▸ **Instructions to follow**:
Please retype the data in full and exactly; the pictures are not part of the copy.

▸ **Material provided**:
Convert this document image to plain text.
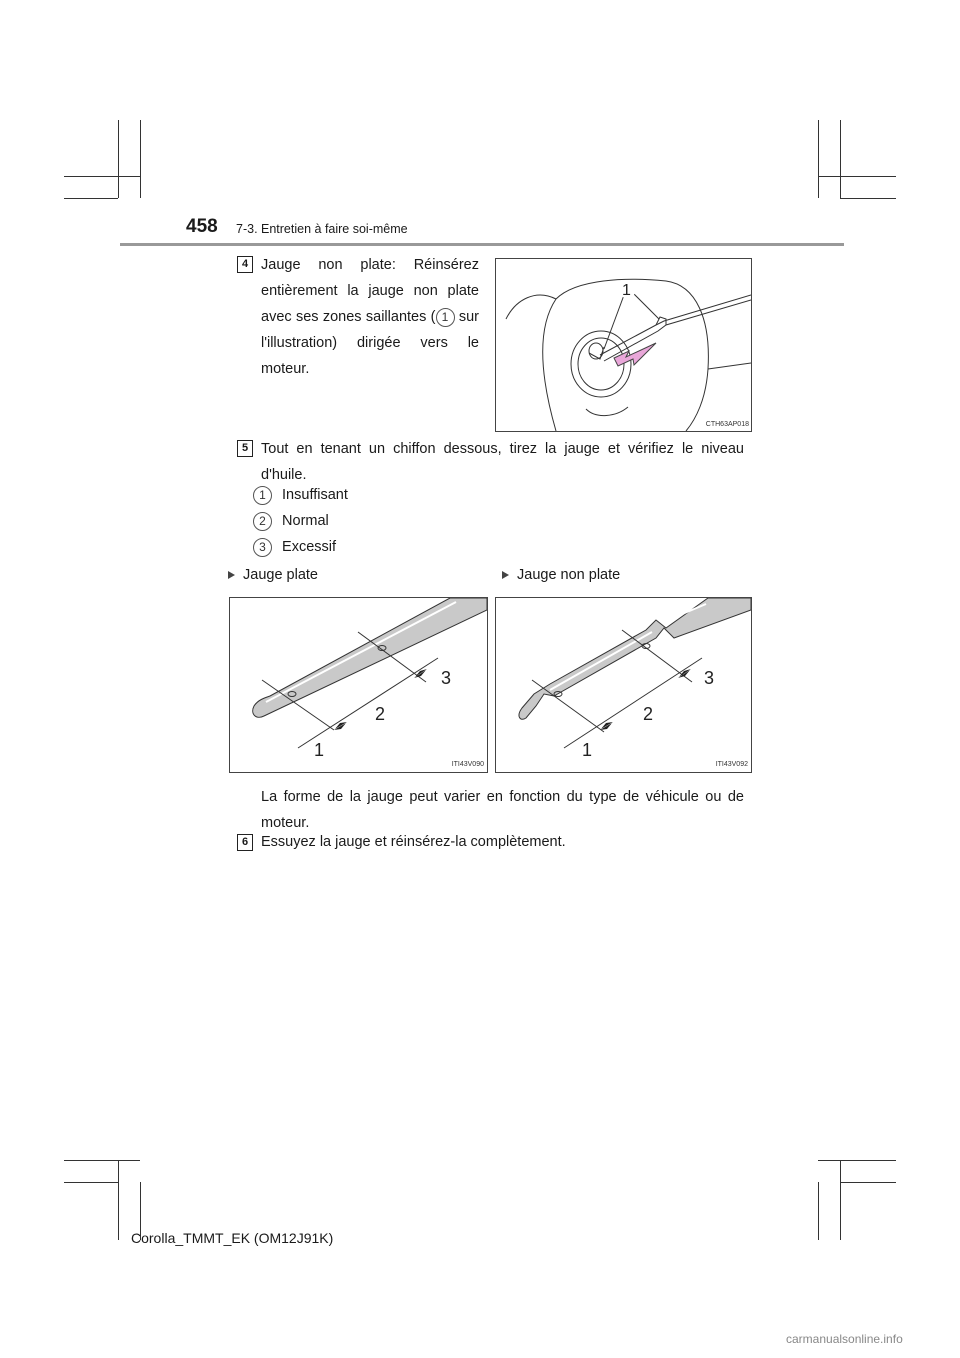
458 7-3. Entretien à faire soi-même
4 Jauge non plate: Réinsérez entièrement la jauge non plate avec ses zones saillantes ( 1 sur l'illustration) dirigée vers le moteur.
1
CTH63AP018
5 Tout en tenant un chiffon dessous, tirez la jauge et vérifiez le niveau d'huile.
1 Insuffisant
2 Normal
3 Excessif
Jauge plate	Jauge non plate
1
2
3
ITI43V090
1
2
3
ITI43V092
La forme de la jauge peut varier en fonction du type de véhicule ou de moteur.
6 Essuyez la jauge et réinsérez-la complètement.
Corolla_TMMT_EK (OM12J91K)
carmanualsonline.info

▸ **Task response**:
Convert this document image to plain text.
458 7-3. Entretien à faire soi-même
4 Jauge non plate: Réinsérez entièrement la jauge non plate avec ses zones saillantes ( 1 sur l'illustration) dirigée vers le moteur.
1
CTH63AP018
5 Tout en tenant un chiffon dessous, tirez la jauge et vérifiez le niveau d'huile.
1 Insuffisant
2 Normal
3 Excessif
Jauge plate	Jauge non plate
1
2
3
ITI43V090
1
2
3
ITI43V092
La forme de la jauge peut varier en fonction du type de véhicule ou de moteur.
6 Essuyez la jauge et réinsérez-la complètement.
Corolla_TMMT_EK (OM12J91K)
carmanualsonline.info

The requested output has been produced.